▸ **Set exercise**:
The entire listing is to be repeated verbatim.

▸ **Input**:
▬▬▬

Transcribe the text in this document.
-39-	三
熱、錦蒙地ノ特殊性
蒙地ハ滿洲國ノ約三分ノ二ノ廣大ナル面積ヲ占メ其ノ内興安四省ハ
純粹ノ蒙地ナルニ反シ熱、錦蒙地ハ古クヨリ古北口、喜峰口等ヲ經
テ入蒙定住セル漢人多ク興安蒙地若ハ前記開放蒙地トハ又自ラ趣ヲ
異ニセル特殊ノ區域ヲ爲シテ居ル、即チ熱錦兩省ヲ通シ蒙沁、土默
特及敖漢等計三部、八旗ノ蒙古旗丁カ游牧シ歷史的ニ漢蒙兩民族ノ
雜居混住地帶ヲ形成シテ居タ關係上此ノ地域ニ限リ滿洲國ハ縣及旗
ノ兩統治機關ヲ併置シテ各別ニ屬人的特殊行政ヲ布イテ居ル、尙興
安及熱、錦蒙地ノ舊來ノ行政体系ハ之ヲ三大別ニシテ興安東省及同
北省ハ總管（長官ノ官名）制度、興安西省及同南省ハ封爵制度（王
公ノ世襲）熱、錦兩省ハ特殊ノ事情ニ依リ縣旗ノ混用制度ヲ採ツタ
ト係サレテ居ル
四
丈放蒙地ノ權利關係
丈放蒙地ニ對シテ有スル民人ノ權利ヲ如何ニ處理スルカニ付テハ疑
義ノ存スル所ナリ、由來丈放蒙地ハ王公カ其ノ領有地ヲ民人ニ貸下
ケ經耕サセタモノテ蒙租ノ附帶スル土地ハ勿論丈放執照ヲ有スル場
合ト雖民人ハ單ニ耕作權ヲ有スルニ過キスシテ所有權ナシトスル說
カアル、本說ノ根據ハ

▬▬▬

▸ **Solution for this exercise**:
Transcribe the text in this document.
-39-	三
熱、錦蒙地ノ特殊性
蒙地ハ滿洲國ノ約三分ノ二ノ廣大ナル面積ヲ占メ其ノ内興安四省ハ
純粹ノ蒙地ナルニ反シ熱、錦蒙地ハ古クヨリ古北口、喜峰口等ヲ經
テ入蒙定住セル漢人多ク興安蒙地若ハ前記開放蒙地トハ又自ラ趣ヲ
異ニセル特殊ノ區域ヲ爲シテ居ル、即チ熱錦兩省ヲ通シ蒙沁、土默
特及敖漢等計三部、八旗ノ蒙古旗丁カ游牧シ歷史的ニ漢蒙兩民族ノ
雜居混住地帶ヲ形成シテ居タ關係上此ノ地域ニ限リ滿洲國ハ縣及旗
ノ兩統治機關ヲ併置シテ各別ニ屬人的特殊行政ヲ布イテ居ル、尙興
安及熱、錦蒙地ノ舊來ノ行政体系ハ之ヲ三大別ニシテ興安東省及同
北省ハ總管（長官ノ官名）制度、興安西省及同南省ハ封爵制度（王
公ノ世襲）熱、錦兩省ハ特殊ノ事情ニ依リ縣旗ノ混用制度ヲ採ツタ
ト係サレテ居ル
四
丈放蒙地ノ權利關係
丈放蒙地ニ對シテ有スル民人ノ權利ヲ如何ニ處理スルカニ付テハ疑
義ノ存スル所ナリ、由來丈放蒙地ハ王公カ其ノ領有地ヲ民人ニ貸下
ケ經耕サセタモノテ蒙租ノ附帶スル土地ハ勿論丈放執照ヲ有スル場
合ト雖民人ハ單ニ耕作權ヲ有スルニ過キスシテ所有權ナシトスル說
カアル、本說ノ根據ハ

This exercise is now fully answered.